Written task:
Retype all the records with nothing changed.

Provided data:
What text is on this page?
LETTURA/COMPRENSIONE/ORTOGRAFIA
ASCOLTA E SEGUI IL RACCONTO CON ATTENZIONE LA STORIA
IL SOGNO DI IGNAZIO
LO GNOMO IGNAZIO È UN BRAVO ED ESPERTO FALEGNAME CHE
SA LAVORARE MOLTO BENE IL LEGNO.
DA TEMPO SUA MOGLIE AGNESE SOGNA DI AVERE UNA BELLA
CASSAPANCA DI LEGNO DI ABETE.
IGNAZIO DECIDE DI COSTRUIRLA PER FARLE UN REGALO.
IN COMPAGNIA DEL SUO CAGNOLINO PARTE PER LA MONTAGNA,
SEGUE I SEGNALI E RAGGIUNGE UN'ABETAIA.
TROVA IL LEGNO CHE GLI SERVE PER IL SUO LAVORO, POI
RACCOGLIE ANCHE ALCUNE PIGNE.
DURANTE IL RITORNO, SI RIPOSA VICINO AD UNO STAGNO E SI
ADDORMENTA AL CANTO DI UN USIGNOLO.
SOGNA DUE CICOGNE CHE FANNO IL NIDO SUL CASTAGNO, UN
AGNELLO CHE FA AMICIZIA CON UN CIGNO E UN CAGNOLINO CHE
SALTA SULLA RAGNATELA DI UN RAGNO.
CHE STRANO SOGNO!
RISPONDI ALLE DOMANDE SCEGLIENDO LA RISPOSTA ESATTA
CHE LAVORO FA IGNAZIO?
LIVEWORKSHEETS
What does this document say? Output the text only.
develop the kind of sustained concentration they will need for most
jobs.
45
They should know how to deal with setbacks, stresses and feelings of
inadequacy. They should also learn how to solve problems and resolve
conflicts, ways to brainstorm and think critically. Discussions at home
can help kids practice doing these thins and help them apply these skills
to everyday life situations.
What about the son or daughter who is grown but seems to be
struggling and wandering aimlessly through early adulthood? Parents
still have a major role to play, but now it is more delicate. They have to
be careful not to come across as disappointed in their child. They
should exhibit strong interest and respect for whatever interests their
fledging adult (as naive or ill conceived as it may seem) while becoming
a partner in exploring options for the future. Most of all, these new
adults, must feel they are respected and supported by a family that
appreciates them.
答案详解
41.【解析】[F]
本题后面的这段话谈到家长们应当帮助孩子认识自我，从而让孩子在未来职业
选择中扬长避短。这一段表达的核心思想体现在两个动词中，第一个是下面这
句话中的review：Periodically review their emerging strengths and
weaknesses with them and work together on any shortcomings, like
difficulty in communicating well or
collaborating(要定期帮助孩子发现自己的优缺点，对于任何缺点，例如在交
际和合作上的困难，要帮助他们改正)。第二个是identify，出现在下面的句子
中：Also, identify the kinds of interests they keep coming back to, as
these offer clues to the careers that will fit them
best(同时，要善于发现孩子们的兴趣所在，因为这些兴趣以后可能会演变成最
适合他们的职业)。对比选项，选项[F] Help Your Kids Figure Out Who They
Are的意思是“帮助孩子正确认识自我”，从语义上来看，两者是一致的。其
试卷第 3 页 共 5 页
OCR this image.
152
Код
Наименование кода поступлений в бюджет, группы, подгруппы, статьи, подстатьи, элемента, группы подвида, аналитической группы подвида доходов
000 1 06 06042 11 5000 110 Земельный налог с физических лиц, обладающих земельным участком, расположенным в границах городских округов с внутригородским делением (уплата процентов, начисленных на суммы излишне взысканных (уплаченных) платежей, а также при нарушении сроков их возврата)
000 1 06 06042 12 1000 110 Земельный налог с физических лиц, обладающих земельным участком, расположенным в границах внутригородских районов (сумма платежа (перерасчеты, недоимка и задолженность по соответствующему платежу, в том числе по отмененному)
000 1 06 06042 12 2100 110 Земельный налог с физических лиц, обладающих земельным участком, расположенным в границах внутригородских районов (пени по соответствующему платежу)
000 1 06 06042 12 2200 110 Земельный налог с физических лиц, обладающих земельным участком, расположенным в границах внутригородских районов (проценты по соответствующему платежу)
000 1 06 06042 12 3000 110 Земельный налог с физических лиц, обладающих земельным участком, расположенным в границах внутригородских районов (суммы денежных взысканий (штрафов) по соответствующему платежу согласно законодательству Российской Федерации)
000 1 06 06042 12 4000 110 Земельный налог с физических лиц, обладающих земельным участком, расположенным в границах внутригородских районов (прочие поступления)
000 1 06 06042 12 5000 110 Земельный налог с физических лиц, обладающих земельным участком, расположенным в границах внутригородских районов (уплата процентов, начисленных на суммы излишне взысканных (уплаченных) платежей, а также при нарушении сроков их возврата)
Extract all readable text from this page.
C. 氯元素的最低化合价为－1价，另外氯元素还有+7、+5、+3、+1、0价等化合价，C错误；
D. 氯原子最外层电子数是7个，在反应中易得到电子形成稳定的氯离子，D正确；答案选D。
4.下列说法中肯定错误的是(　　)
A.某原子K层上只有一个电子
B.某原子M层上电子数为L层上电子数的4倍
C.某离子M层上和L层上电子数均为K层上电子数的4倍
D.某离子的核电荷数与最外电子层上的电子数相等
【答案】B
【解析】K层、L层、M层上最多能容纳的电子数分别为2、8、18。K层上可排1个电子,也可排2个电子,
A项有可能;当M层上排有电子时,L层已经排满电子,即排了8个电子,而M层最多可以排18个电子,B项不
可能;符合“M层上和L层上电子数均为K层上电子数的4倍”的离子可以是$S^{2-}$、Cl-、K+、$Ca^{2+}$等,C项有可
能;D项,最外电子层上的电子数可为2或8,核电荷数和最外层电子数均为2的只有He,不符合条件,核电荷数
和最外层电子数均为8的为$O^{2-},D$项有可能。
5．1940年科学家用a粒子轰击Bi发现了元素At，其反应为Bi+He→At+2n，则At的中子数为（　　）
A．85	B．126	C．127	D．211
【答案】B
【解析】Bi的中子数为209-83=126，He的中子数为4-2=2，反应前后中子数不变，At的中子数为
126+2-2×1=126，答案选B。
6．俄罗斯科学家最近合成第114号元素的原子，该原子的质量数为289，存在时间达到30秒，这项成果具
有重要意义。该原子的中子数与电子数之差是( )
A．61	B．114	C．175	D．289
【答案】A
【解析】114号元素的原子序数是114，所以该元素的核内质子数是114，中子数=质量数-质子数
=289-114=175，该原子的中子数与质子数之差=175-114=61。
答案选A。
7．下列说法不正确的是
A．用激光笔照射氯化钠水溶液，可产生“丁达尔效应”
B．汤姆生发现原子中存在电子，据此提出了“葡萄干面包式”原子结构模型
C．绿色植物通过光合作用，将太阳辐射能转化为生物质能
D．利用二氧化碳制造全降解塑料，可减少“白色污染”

Result below:
What text is on this page?
LETTURA/COMPRENSIONE/ORTOGRAFIA
ASCOLTA E SEGUI IL RACCONTO CON ATTENZIONE LA STORIA
IL SOGNO DI IGNAZIO
LO GNOMO IGNAZIO È UN BRAVO ED ESPERTO FALEGNAME CHE
SA LAVORARE MOLTO BENE IL LEGNO.
DA TEMPO SUA MOGLIE AGNESE SOGNA DI AVERE UNA BELLA
CASSAPANCA DI LEGNO DI ABETE.
IGNAZIO DECIDE DI COSTRUIRLA PER FARLE UN REGALO.
IN COMPAGNIA DEL SUO CAGNOLINO PARTE PER LA MONTAGNA,
SEGUE I SEGNALI E RAGGIUNGE UN'ABETAIA.
TROVA IL LEGNO CHE GLI SERVE PER IL SUO LAVORO, POI
RACCOGLIE ANCHE ALCUNE PIGNE.
DURANTE IL RITORNO, SI RIPOSA VICINO AD UNO STAGNO E SI
ADDORMENTA AL CANTO DI UN USIGNOLO.
SOGNA DUE CICOGNE CHE FANNO IL NIDO SUL CASTAGNO, UN
AGNELLO CHE FA AMICIZIA CON UN CIGNO E UN CAGNOLINO CHE
SALTA SULLA RAGNATELA DI UN RAGNO.
CHE STRANO SOGNO!
RISPONDI ALLE DOMANDE SCEGLIENDO LA RISPOSTA ESATTA
CHE LAVORO FA IGNAZIO?
LIVEWORKSHEETS
What does this document say? Output the text only.
develop the kind of sustained concentration they will need for most
jobs.
45
They should know how to deal with setbacks, stresses and feelings of
inadequacy. They should also learn how to solve problems and resolve
conflicts, ways to brainstorm and think critically. Discussions at home
can help kids practice doing these thins and help them apply these skills
to everyday life situations.
What about the son or daughter who is grown but seems to be
struggling and wandering aimlessly through early adulthood? Parents
still have a major role to play, but now it is more delicate. They have to
be careful not to come across as disappointed in their child. They
should exhibit strong interest and respect for whatever interests their
fledging adult (as naive or ill conceived as it may seem) while becoming
a partner in exploring options for the future. Most of all, these new
adults, must feel they are respected and supported by a family that
appreciates them.
答案详解
41.【解析】[F]
本题后面的这段话谈到家长们应当帮助孩子认识自我，从而让孩子在未来职业
选择中扬长避短。这一段表达的核心思想体现在两个动词中，第一个是下面这
句话中的review：Periodically review their emerging strengths and
weaknesses with them and work together on any shortcomings, like
difficulty in communicating well or
collaborating(要定期帮助孩子发现自己的优缺点，对于任何缺点，例如在交
际和合作上的困难，要帮助他们改正)。第二个是identify，出现在下面的句子
中：Also, identify the kinds of interests they keep coming back to, as
these offer clues to the careers that will fit them
best(同时，要善于发现孩子们的兴趣所在，因为这些兴趣以后可能会演变成最
适合他们的职业)。对比选项，选项[F] Help Your Kids Figure Out Who They
Are的意思是“帮助孩子正确认识自我”，从语义上来看，两者是一致的。其
试卷第 3 页 共 5 页
OCR this image.
152
Код
Наименование кода поступлений в бюджет, группы, подгруппы, статьи, подстатьи, элемента, группы подвида, аналитической группы подвида доходов
000 1 06 06042 11 5000 110 Земельный налог с физических лиц, обладающих земельным участком, расположенным в границах городских округов с внутригородским делением (уплата процентов, начисленных на суммы излишне взысканных (уплаченных) платежей, а также при нарушении сроков их возврата)
000 1 06 06042 12 1000 110 Земельный налог с физических лиц, обладающих земельным участком, расположенным в границах внутригородских районов (сумма платежа (перерасчеты, недоимка и задолженность по соответствующему платежу, в том числе по отмененному)
000 1 06 06042 12 2100 110 Земельный налог с физических лиц, обладающих земельным участком, расположенным в границах внутригородских районов (пени по соответствующему платежу)
000 1 06 06042 12 2200 110 Земельный налог с физических лиц, обладающих земельным участком, расположенным в границах внутригородских районов (проценты по соответствующему платежу)
000 1 06 06042 12 3000 110 Земельный налог с физических лиц, обладающих земельным участком, расположенным в границах внутригородских районов (суммы денежных взысканий (штрафов) по соответствующему платежу согласно законодательству Российской Федерации)
000 1 06 06042 12 4000 110 Земельный налог с физических лиц, обладающих земельным участком, расположенным в границах внутригородских районов (прочие поступления)
000 1 06 06042 12 5000 110 Земельный налог с физических лиц, обладающих земельным участком, расположенным в границах внутригородских районов (уплата процентов, начисленных на суммы излишне взысканных (уплаченных) платежей, а также при нарушении сроков их возврата)
Extract all readable text from this page.
C. 氯元素的最低化合价为－1价，另外氯元素还有+7、+5、+3、+1、0价等化合价，C错误；
D. 氯原子最外层电子数是7个，在反应中易得到电子形成稳定的氯离子，D正确；答案选D。
4.下列说法中肯定错误的是(　　)
A.某原子K层上只有一个电子
B.某原子M层上电子数为L层上电子数的4倍
C.某离子M层上和L层上电子数均为K层上电子数的4倍
D.某离子的核电荷数与最外电子层上的电子数相等
【答案】B
【解析】K层、L层、M层上最多能容纳的电子数分别为2、8、18。K层上可排1个电子,也可排2个电子,
A项有可能;当M层上排有电子时,L层已经排满电子,即排了8个电子,而M层最多可以排18个电子,B项不
可能;符合“M层上和L层上电子数均为K层上电子数的4倍”的离子可以是$S^{2-}$、Cl-、K+、$Ca^{2+}$等,C项有可
能;D项,最外电子层上的电子数可为2或8,核电荷数和最外层电子数均为2的只有He,不符合条件,核电荷数
和最外层电子数均为8的为$O^{2-},D$项有可能。
5．1940年科学家用a粒子轰击Bi发现了元素At，其反应为Bi+He→At+2n，则At的中子数为（　　）
A．85	B．126	C．127	D．211
【答案】B
【解析】Bi的中子数为209-83=126，He的中子数为4-2=2，反应前后中子数不变，At的中子数为
126+2-2×1=126，答案选B。
6．俄罗斯科学家最近合成第114号元素的原子，该原子的质量数为289，存在时间达到30秒，这项成果具
有重要意义。该原子的中子数与电子数之差是( )
A．61	B．114	C．175	D．289
【答案】A
【解析】114号元素的原子序数是114，所以该元素的核内质子数是114，中子数=质量数-质子数
=289-114=175，该原子的中子数与质子数之差=175-114=61。
答案选A。
7．下列说法不正确的是
A．用激光笔照射氯化钠水溶液，可产生“丁达尔效应”
B．汤姆生发现原子中存在电子，据此提出了“葡萄干面包式”原子结构模型
C．绿色植物通过光合作用，将太阳辐射能转化为生物质能
D．利用二氧化碳制造全降解塑料，可减少“白色污染”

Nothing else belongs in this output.